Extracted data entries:
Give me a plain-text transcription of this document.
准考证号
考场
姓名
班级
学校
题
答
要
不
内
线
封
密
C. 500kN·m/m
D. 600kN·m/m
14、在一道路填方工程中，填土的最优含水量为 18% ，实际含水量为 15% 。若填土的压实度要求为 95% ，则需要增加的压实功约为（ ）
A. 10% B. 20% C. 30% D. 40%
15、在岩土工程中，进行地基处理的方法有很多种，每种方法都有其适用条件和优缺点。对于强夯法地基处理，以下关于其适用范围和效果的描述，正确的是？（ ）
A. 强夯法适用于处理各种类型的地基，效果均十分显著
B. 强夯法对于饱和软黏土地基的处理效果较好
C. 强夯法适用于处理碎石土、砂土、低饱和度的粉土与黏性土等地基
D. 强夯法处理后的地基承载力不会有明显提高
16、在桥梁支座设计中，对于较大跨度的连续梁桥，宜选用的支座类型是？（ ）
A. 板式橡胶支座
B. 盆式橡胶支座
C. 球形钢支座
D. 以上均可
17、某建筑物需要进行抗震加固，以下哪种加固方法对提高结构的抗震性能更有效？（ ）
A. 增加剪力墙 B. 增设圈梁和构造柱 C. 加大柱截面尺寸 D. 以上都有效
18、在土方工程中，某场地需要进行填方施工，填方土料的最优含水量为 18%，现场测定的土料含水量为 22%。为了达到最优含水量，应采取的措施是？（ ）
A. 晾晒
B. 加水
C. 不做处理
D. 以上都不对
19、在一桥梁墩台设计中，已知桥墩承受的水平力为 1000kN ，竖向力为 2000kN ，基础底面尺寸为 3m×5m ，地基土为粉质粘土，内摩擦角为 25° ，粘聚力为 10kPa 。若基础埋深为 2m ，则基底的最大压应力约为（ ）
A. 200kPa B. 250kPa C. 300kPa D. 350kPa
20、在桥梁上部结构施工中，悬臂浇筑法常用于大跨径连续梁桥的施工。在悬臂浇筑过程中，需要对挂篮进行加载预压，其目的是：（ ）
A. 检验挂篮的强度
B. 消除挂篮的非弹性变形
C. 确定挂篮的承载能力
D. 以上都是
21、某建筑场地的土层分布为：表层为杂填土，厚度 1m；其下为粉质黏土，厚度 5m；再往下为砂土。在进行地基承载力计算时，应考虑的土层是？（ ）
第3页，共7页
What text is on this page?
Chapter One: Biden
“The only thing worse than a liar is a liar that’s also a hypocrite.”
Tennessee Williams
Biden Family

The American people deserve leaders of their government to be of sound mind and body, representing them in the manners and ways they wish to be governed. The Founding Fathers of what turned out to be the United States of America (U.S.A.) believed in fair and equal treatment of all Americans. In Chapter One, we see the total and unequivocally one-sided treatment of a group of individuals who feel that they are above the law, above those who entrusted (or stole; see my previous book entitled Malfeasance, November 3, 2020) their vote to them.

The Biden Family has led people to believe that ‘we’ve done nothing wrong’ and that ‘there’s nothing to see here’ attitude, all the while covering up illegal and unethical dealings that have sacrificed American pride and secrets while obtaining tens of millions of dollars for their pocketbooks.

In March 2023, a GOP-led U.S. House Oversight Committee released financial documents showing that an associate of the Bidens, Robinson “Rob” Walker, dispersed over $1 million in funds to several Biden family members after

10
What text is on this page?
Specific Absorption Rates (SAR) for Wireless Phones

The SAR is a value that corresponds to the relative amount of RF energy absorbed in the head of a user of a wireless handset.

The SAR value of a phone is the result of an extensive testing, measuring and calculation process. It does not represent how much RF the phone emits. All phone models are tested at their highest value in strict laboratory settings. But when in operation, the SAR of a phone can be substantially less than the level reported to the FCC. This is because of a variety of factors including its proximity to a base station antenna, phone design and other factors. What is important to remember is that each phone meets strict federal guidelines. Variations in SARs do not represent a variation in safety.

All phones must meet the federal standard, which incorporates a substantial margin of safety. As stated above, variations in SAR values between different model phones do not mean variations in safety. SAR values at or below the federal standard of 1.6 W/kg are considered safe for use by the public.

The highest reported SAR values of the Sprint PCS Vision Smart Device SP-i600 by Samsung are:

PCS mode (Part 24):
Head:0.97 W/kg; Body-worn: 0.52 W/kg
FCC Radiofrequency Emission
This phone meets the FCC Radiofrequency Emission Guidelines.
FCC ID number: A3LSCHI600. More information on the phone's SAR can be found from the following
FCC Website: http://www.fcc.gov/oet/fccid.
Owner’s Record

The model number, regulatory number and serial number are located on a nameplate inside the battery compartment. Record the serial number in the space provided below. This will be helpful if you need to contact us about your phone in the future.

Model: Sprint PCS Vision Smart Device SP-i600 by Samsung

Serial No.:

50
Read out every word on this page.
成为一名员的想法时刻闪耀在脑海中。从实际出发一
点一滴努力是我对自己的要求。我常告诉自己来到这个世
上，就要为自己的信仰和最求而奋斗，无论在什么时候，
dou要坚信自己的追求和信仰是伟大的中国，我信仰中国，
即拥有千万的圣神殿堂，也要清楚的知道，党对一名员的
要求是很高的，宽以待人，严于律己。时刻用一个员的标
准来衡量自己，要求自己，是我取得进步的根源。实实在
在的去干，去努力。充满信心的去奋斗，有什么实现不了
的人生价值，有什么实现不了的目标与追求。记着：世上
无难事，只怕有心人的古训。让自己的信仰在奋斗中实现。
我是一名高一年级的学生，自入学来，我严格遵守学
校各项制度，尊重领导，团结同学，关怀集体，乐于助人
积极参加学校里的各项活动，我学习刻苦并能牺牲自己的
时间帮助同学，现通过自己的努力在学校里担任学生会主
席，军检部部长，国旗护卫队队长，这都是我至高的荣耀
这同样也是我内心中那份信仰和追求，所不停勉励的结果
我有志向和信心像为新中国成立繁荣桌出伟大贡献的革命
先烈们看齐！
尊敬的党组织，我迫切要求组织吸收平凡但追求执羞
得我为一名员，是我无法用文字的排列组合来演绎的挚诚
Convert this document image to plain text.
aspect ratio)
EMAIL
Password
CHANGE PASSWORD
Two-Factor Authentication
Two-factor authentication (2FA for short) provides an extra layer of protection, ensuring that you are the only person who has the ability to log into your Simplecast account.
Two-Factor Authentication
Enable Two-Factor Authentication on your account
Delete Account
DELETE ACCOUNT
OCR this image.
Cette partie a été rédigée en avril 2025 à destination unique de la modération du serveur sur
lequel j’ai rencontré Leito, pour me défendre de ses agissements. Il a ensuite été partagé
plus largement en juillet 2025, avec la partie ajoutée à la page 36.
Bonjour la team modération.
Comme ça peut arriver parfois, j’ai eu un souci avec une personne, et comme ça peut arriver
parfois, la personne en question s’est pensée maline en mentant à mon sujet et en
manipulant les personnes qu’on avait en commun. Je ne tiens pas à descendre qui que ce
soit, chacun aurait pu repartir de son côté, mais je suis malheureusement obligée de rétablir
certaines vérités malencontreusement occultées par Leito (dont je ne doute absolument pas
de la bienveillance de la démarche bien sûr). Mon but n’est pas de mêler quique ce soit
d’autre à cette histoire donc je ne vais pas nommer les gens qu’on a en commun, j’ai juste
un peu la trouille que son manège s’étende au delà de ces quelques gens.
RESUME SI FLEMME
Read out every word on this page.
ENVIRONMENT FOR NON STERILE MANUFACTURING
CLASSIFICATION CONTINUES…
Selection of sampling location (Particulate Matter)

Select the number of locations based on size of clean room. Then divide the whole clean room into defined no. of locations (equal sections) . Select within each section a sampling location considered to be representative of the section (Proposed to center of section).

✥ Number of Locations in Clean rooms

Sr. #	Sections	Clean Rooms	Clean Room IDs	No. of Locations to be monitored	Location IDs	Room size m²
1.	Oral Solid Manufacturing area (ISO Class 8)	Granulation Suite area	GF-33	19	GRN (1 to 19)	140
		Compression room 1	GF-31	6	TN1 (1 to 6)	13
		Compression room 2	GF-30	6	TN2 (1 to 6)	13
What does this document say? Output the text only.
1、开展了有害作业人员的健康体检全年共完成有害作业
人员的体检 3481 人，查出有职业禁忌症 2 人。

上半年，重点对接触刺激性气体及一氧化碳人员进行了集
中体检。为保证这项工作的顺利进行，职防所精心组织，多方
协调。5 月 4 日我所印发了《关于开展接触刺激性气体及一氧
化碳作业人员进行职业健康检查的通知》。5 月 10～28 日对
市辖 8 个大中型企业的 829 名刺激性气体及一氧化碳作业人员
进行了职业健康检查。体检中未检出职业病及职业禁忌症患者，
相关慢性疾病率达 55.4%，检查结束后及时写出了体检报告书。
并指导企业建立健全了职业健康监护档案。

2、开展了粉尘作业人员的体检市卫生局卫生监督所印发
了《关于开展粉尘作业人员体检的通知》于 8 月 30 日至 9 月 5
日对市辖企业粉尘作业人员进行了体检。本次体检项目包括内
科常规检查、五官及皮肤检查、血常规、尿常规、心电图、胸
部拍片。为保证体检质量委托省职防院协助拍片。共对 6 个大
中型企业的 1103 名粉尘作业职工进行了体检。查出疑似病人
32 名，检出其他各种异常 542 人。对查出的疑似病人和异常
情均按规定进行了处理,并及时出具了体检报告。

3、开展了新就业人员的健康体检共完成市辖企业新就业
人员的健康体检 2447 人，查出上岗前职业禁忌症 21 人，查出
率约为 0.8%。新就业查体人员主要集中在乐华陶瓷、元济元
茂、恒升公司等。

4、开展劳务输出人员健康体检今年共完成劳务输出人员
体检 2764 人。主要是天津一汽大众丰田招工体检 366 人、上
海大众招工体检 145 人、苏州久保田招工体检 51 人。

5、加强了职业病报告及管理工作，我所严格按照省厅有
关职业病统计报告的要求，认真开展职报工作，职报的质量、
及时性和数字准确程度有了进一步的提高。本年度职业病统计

Aim of the task: Extract all lines of the records above that include "Leito".

Exercise response:
lequel j’ai rencontré Leito, pour me défendre de ses agissements. Il a ensuite été partagé
certaines vérités malencontreusement occultées par Leito (dont je ne doute absolument pas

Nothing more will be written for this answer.